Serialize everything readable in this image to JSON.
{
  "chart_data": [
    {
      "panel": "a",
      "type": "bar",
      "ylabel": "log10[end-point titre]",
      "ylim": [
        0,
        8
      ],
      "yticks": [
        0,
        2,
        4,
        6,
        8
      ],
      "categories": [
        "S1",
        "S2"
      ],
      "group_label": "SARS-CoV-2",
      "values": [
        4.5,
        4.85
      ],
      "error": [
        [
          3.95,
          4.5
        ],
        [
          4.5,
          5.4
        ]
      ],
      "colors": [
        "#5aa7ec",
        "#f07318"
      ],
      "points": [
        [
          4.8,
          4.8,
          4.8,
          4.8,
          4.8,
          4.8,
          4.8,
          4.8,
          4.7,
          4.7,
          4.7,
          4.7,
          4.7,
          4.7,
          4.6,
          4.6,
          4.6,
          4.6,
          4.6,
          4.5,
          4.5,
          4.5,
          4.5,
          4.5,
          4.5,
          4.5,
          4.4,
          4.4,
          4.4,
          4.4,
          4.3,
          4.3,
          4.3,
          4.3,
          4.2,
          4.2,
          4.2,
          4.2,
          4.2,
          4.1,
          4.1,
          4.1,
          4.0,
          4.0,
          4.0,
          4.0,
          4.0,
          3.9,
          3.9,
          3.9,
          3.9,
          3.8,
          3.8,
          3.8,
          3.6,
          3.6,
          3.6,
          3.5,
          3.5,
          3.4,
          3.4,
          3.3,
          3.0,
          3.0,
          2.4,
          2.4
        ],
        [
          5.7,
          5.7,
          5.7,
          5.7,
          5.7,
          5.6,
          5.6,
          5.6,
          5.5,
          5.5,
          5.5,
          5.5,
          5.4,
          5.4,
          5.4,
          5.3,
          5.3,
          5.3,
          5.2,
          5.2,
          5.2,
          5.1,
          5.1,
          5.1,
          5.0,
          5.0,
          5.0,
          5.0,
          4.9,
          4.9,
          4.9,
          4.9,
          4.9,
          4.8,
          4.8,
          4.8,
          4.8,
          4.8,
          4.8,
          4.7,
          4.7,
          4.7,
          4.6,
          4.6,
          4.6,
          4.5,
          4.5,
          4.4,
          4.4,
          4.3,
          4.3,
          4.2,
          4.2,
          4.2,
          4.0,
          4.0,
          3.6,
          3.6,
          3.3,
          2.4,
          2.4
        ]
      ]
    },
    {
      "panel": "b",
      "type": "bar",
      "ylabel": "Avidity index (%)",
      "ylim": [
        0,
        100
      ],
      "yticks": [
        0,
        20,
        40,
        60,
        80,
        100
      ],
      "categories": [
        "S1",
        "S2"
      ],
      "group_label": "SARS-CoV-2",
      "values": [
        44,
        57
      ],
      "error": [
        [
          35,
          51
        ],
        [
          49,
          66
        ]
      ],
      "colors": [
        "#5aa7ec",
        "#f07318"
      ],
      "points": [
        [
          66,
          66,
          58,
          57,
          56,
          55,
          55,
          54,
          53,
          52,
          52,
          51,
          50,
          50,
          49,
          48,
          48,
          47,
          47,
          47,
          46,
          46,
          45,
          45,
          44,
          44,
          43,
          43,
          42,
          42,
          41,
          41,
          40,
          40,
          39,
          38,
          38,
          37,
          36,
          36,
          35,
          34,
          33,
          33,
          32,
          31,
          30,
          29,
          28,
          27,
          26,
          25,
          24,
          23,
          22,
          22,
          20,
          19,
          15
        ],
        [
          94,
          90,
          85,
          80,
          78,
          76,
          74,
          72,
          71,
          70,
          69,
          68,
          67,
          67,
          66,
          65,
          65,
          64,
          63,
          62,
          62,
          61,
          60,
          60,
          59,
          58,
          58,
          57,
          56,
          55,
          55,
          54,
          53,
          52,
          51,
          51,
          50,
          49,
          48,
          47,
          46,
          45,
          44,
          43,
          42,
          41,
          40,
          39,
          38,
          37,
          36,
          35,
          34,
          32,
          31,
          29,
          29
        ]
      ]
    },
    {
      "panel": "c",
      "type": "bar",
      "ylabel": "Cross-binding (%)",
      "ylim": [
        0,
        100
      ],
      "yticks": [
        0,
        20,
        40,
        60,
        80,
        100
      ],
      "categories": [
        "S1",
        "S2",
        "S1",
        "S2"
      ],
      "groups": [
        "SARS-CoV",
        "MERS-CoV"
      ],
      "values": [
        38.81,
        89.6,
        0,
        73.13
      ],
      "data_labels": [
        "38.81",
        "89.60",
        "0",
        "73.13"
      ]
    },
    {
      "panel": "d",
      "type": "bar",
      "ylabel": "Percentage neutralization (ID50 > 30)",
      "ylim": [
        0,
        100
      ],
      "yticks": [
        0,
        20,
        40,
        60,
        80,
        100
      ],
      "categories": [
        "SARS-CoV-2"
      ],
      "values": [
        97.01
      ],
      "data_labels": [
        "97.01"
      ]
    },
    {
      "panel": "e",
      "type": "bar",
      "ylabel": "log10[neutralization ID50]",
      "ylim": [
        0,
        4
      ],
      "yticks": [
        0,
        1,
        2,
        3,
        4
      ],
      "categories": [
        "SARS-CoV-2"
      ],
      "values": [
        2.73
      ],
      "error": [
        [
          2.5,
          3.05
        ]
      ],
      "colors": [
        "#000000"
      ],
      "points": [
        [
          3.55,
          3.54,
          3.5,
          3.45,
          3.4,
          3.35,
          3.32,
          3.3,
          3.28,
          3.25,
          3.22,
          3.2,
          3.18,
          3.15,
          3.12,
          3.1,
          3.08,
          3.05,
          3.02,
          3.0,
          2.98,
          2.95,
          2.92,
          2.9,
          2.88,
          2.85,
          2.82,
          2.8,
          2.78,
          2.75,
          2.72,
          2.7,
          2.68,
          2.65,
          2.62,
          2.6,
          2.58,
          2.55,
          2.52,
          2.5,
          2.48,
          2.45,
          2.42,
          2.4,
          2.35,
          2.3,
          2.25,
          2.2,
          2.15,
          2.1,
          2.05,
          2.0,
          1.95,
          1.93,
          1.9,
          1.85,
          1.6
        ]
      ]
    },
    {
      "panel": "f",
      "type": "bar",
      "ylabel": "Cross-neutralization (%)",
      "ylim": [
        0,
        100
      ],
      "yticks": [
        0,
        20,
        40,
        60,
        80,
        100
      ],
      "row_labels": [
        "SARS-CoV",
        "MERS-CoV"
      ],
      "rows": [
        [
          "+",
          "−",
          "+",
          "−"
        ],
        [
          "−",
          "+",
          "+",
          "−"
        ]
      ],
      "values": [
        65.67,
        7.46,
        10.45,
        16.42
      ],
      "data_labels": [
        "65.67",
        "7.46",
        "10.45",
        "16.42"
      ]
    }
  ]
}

—————

*EXERCISE OBJECTIVE*:
Copy out all of the data exactly, leaving nothing out.

*WRITTEN RESPONSE*:
Serialize everything readable in this image to JSON.
{
  "chart_data": [
    {
      "panel": "a",
      "type": "bar",
      "ylabel": "log10[end-point titre]",
      "ylim": [
        0,
        8
      ],
      "yticks": [
        0,
        2,
        4,
        6,
        8
      ],
      "categories": [
        "S1",
        "S2"
      ],
      "group_label": "SARS-CoV-2",
      "values": [
        4.5,
        4.85
      ],
      "error": [
        [
          3.95,
          4.5
        ],
        [
          4.5,
          5.4
        ]
      ],
      "colors": [
        "#5aa7ec",
        "#f07318"
      ],
      "points": [
        [
          4.8,
          4.8,
          4.8,
          4.8,
          4.8,
          4.8,
          4.8,
          4.8,
          4.7,
          4.7,
          4.7,
          4.7,
          4.7,
          4.7,
          4.6,
          4.6,
          4.6,
          4.6,
          4.6,
          4.5,
          4.5,
          4.5,
          4.5,
          4.5,
          4.5,
          4.5,
          4.4,
          4.4,
          4.4,
          4.4,
          4.3,
          4.3,
          4.3,
          4.3,
          4.2,
          4.2,
          4.2,
          4.2,
          4.2,
          4.1,
          4.1,
          4.1,
          4.0,
          4.0,
          4.0,
          4.0,
          4.0,
          3.9,
          3.9,
          3.9,
          3.9,
          3.8,
          3.8,
          3.8,
          3.6,
          3.6,
          3.6,
          3.5,
          3.5,
          3.4,
          3.4,
          3.3,
          3.0,
          3.0,
          2.4,
          2.4
        ],
        [
          5.7,
          5.7,
          5.7,
          5.7,
          5.7,
          5.6,
          5.6,
          5.6,
          5.5,
          5.5,
          5.5,
          5.5,
          5.4,
          5.4,
          5.4,
          5.3,
          5.3,
          5.3,
          5.2,
          5.2,
          5.2,
          5.1,
          5.1,
          5.1,
          5.0,
          5.0,
          5.0,
          5.0,
          4.9,
          4.9,
          4.9,
          4.9,
          4.9,
          4.8,
          4.8,
          4.8,
          4.8,
          4.8,
          4.8,
          4.7,
          4.7,
          4.7,
          4.6,
          4.6,
          4.6,
          4.5,
          4.5,
          4.4,
          4.4,
          4.3,
          4.3,
          4.2,
          4.2,
          4.2,
          4.0,
          4.0,
          3.6,
          3.6,
          3.3,
          2.4,
          2.4
        ]
      ]
    },
    {
      "panel": "b",
      "type": "bar",
      "ylabel": "Avidity index (%)",
      "ylim": [
        0,
        100
      ],
      "yticks": [
        0,
        20,
        40,
        60,
        80,
        100
      ],
      "categories": [
        "S1",
        "S2"
      ],
      "group_label": "SARS-CoV-2",
      "values": [
        44,
        57
      ],
      "error": [
        [
          35,
          51
        ],
        [
          49,
          66
        ]
      ],
      "colors": [
        "#5aa7ec",
        "#f07318"
      ],
      "points": [
        [
          66,
          66,
          58,
          57,
          56,
          55,
          55,
          54,
          53,
          52,
          52,
          51,
          50,
          50,
          49,
          48,
          48,
          47,
          47,
          47,
          46,
          46,
          45,
          45,
          44,
          44,
          43,
          43,
          42,
          42,
          41,
          41,
          40,
          40,
          39,
          38,
          38,
          37,
          36,
          36,
          35,
          34,
          33,
          33,
          32,
          31,
          30,
          29,
          28,
          27,
          26,
          25,
          24,
          23,
          22,
          22,
          20,
          19,
          15
        ],
        [
          94,
          90,
          85,
          80,
          78,
          76,
          74,
          72,
          71,
          70,
          69,
          68,
          67,
          67,
          66,
          65,
          65,
          64,
          63,
          62,
          62,
          61,
          60,
          60,
          59,
          58,
          58,
          57,
          56,
          55,
          55,
          54,
          53,
          52,
          51,
          51,
          50,
          49,
          48,
          47,
          46,
          45,
          44,
          43,
          42,
          41,
          40,
          39,
          38,
          37,
          36,
          35,
          34,
          32,
          31,
          29,
          29
        ]
      ]
    },
    {
      "panel": "c",
      "type": "bar",
      "ylabel": "Cross-binding (%)",
      "ylim": [
        0,
        100
      ],
      "yticks": [
        0,
        20,
        40,
        60,
        80,
        100
      ],
      "categories": [
        "S1",
        "S2",
        "S1",
        "S2"
      ],
      "groups": [
        "SARS-CoV",
        "MERS-CoV"
      ],
      "values": [
        38.81,
        89.6,
        0,
        73.13
      ],
      "data_labels": [
        "38.81",
        "89.60",
        "0",
        "73.13"
      ]
    },
    {
      "panel": "d",
      "type": "bar",
      "ylabel": "Percentage neutralization (ID50 > 30)",
      "ylim": [
        0,
        100
      ],
      "yticks": [
        0,
        20,
        40,
        60,
        80,
        100
      ],
      "categories": [
        "SARS-CoV-2"
      ],
      "values": [
        97.01
      ],
      "data_labels": [
        "97.01"
      ]
    },
    {
      "panel": "e",
      "type": "bar",
      "ylabel": "log10[neutralization ID50]",
      "ylim": [
        0,
        4
      ],
      "yticks": [
        0,
        1,
        2,
        3,
        4
      ],
      "categories": [
        "SARS-CoV-2"
      ],
      "values": [
        2.73
      ],
      "error": [
        [
          2.5,
          3.05
        ]
      ],
      "colors": [
        "#000000"
      ],
      "points": [
        [
          3.55,
          3.54,
          3.5,
          3.45,
          3.4,
          3.35,
          3.32,
          3.3,
          3.28,
          3.25,
          3.22,
          3.2,
          3.18,
          3.15,
          3.12,
          3.1,
          3.08,
          3.05,
          3.02,
          3.0,
          2.98,
          2.95,
          2.92,
          2.9,
          2.88,
          2.85,
          2.82,
          2.8,
          2.78,
          2.75,
          2.72,
          2.7,
          2.68,
          2.65,
          2.62,
          2.6,
          2.58,
          2.55,
          2.52,
          2.5,
          2.48,
          2.45,
          2.42,
          2.4,
          2.35,
          2.3,
          2.25,
          2.2,
          2.15,
          2.1,
          2.05,
          2.0,
          1.95,
          1.93,
          1.9,
          1.85,
          1.6
        ]
      ]
    },
    {
      "panel": "f",
      "type": "bar",
      "ylabel": "Cross-neutralization (%)",
      "ylim": [
        0,
        100
      ],
      "yticks": [
        0,
        20,
        40,
        60,
        80,
        100
      ],
      "row_labels": [
        "SARS-CoV",
        "MERS-CoV"
      ],
      "rows": [
        [
          "+",
          "−",
          "+",
          "−"
        ],
        [
          "−",
          "+",
          "+",
          "−"
        ]
      ],
      "values": [
        65.67,
        7.46,
        10.45,
        16.42
      ],
      "data_labels": [
        "65.67",
        "7.46",
        "10.45",
        "16.42"
      ]
    }
  ]
}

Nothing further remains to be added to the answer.